§ SHORT EXERCISE
In the entries that follow, find the word "this" and report each line it is on.

§ DATA TO USE
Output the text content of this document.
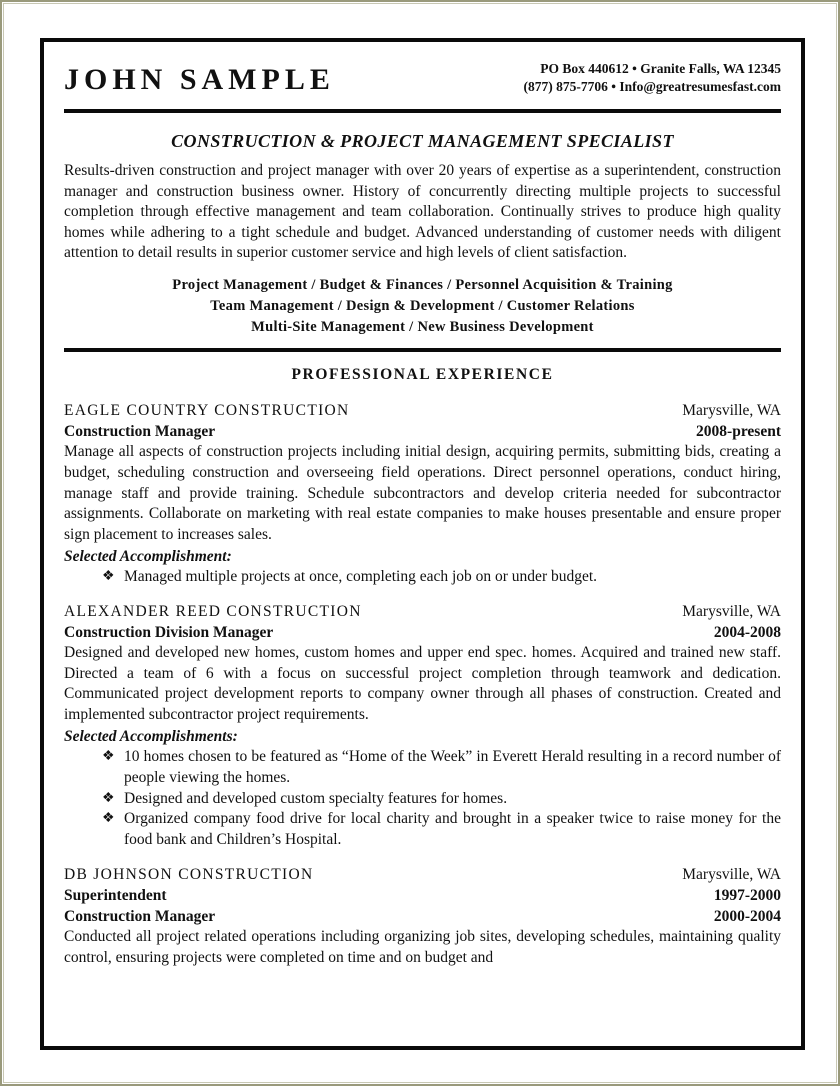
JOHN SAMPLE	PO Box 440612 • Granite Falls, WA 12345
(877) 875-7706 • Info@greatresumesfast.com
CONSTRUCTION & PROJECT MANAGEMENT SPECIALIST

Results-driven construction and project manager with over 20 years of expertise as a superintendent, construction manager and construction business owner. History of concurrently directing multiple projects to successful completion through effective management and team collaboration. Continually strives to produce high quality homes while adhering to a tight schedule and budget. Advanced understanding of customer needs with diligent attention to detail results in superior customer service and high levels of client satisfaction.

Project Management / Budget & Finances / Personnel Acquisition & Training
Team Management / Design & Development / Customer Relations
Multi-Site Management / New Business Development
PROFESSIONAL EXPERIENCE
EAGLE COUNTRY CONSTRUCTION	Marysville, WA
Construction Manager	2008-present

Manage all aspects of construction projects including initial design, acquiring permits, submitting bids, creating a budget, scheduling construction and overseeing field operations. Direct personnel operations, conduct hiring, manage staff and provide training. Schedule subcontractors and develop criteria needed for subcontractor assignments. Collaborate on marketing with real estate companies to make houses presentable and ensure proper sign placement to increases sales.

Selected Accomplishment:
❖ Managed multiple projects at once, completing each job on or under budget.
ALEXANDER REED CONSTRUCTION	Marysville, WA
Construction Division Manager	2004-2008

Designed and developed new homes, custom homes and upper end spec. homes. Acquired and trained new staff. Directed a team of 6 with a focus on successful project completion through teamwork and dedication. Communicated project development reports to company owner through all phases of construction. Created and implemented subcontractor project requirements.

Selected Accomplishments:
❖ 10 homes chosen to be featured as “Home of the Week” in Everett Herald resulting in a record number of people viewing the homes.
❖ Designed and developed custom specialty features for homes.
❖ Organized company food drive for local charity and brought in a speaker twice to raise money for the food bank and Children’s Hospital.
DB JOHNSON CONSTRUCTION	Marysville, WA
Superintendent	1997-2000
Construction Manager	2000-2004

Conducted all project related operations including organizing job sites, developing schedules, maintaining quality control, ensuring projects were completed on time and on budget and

--

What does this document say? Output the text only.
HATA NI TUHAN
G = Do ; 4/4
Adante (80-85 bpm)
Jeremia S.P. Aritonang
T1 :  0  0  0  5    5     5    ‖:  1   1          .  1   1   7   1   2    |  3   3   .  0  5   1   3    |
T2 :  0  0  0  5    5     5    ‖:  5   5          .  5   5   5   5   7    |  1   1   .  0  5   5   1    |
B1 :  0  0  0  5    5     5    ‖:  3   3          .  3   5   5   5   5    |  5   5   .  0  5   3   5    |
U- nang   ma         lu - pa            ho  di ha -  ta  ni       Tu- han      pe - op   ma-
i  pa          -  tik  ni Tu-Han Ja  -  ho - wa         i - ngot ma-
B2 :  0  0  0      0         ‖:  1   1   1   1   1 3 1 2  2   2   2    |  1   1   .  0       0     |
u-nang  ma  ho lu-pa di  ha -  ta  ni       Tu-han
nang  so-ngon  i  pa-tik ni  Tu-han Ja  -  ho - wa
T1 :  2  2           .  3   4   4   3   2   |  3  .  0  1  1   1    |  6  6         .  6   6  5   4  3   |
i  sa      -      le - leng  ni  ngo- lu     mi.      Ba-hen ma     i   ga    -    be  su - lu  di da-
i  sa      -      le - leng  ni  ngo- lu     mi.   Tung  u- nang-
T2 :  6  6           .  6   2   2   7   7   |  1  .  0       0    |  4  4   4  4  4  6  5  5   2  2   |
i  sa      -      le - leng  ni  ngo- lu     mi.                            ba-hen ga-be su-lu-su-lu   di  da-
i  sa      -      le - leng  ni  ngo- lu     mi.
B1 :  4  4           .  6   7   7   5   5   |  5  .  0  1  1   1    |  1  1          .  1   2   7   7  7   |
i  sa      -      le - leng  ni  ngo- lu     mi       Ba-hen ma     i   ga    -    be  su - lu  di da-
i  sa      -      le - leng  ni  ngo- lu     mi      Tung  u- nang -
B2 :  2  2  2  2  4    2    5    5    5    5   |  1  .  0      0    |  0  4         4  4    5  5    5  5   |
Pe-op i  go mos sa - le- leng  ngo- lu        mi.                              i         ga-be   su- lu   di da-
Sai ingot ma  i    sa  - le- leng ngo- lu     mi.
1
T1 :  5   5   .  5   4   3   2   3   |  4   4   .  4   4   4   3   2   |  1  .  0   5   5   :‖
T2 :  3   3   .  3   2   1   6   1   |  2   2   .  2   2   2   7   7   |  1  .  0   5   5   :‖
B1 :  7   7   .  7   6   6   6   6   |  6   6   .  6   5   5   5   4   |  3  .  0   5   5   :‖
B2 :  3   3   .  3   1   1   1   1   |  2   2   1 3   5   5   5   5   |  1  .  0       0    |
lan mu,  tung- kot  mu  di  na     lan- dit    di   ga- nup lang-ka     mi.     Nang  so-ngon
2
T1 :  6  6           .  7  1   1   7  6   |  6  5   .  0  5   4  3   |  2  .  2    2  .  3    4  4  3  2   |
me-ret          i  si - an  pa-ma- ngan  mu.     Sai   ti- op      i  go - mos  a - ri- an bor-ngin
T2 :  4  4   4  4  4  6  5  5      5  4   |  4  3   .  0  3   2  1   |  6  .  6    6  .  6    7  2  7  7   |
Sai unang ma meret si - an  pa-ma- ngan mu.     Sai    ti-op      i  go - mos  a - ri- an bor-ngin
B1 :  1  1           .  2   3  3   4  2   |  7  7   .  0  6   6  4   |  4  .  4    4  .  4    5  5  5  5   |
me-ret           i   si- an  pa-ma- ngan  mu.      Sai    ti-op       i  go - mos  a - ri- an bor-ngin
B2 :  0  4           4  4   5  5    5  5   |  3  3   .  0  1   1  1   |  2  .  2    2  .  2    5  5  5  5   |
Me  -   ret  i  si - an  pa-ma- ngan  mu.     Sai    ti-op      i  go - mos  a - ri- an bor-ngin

§ WRITTEN ANSWER
Output the text content of this document.
What does this document say? Output the text only.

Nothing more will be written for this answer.